ENTRIES PROVIDED:
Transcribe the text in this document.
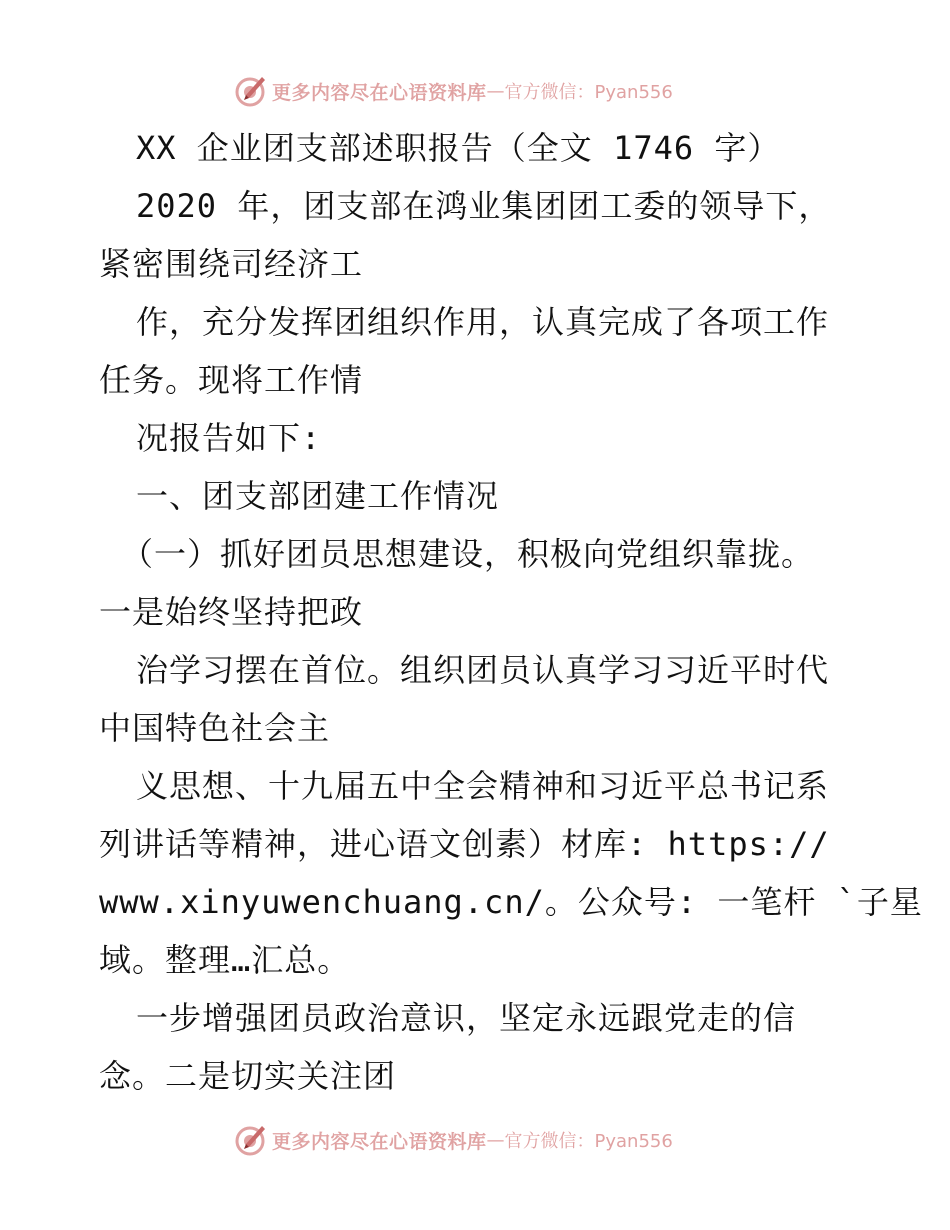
更多内容尽在心语资料库 — 官方微信：Pyan556
XX 企业团支部述职报告（全文 1746 字）
2020 年，团支部在鸿业集团团工委的领导下，
紧密围绕司经济工
作，充分发挥团组织作用，认真完成了各项工作
任务。现将工作情
况报告如下:
一、团支部团建工作情况
（一）抓好团员思想建设，积极向党组织靠拢。
一是始终坚持把政
治学习摆在首位。组织团员认真学习习近平时代
中国特色社会主
义思想、十九届五中全会精神和习近平总书记系
列讲话等精神，进心语文创素）材库: https://
www.xinyuwenchuang.cn/。公众号: 一笔杆 `子星
域。整理…汇总。
一步增强团员政治意识，坚定永远跟党走的信
念。二是切实关注团
更多内容尽在心语资料库 — 官方微信：Pyan556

REQUIRED TASK: Leave out the pictures and copy everything else in the records word for word.

EXERCISE SOLUTION:
Transcribe the text in this document.
更多内容尽在心语资料库 — 官方微信：Pyan556
XX 企业团支部述职报告（全文 1746 字）
2020 年，团支部在鸿业集团团工委的领导下，
紧密围绕司经济工
作，充分发挥团组织作用，认真完成了各项工作
任务。现将工作情
况报告如下:
一、团支部团建工作情况
（一）抓好团员思想建设，积极向党组织靠拢。
一是始终坚持把政
治学习摆在首位。组织团员认真学习习近平时代
中国特色社会主
义思想、十九届五中全会精神和习近平总书记系
列讲话等精神，进心语文创素）材库: https://
www.xinyuwenchuang.cn/。公众号: 一笔杆 `子星
域。整理…汇总。
一步增强团员政治意识，坚定永远跟党走的信
念。二是切实关注团
更多内容尽在心语资料库 — 官方微信：Pyan556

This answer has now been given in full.